■ Material shown

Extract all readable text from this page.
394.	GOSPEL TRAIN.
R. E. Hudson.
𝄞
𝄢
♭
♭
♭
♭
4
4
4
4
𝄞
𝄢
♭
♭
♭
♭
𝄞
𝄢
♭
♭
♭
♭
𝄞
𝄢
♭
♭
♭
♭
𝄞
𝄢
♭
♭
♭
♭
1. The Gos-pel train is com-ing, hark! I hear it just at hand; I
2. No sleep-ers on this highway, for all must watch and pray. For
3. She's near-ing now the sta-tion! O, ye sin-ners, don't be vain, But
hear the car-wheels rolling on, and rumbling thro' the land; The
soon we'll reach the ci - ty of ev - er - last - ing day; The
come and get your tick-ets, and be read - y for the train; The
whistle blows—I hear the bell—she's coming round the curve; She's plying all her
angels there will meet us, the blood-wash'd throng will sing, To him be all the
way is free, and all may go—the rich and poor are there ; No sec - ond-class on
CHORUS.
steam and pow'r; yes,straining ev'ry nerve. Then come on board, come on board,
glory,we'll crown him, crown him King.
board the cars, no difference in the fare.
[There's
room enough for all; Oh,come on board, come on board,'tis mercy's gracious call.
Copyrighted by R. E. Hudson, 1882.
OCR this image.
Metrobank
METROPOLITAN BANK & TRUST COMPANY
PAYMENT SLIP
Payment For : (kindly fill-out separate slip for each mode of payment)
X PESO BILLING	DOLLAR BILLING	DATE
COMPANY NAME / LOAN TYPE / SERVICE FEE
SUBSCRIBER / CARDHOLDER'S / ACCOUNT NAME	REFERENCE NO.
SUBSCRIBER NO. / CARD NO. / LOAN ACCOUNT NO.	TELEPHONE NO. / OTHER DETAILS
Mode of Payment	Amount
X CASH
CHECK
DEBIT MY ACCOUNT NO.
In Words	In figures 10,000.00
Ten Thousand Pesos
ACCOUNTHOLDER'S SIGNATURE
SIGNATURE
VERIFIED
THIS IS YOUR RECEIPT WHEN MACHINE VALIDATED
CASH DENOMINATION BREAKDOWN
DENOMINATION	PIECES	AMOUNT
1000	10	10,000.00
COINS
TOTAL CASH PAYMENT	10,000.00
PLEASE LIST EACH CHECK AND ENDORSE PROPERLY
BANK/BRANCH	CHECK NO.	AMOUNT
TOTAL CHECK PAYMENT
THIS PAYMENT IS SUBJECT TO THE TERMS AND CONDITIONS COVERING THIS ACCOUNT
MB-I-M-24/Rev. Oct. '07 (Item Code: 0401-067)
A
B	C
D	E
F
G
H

■ What you will do
Pick every line with "SUBSCRIBER" in it and copy it.

■ Final answer
SUBSCRIBER / CARDHOLDER'S / ACCOUNT NAME	REFERENCE NO.
SUBSCRIBER NO. / CARD NO. / LOAN ACCOUNT NO.	TELEPHONE NO. / OTHER DETAILS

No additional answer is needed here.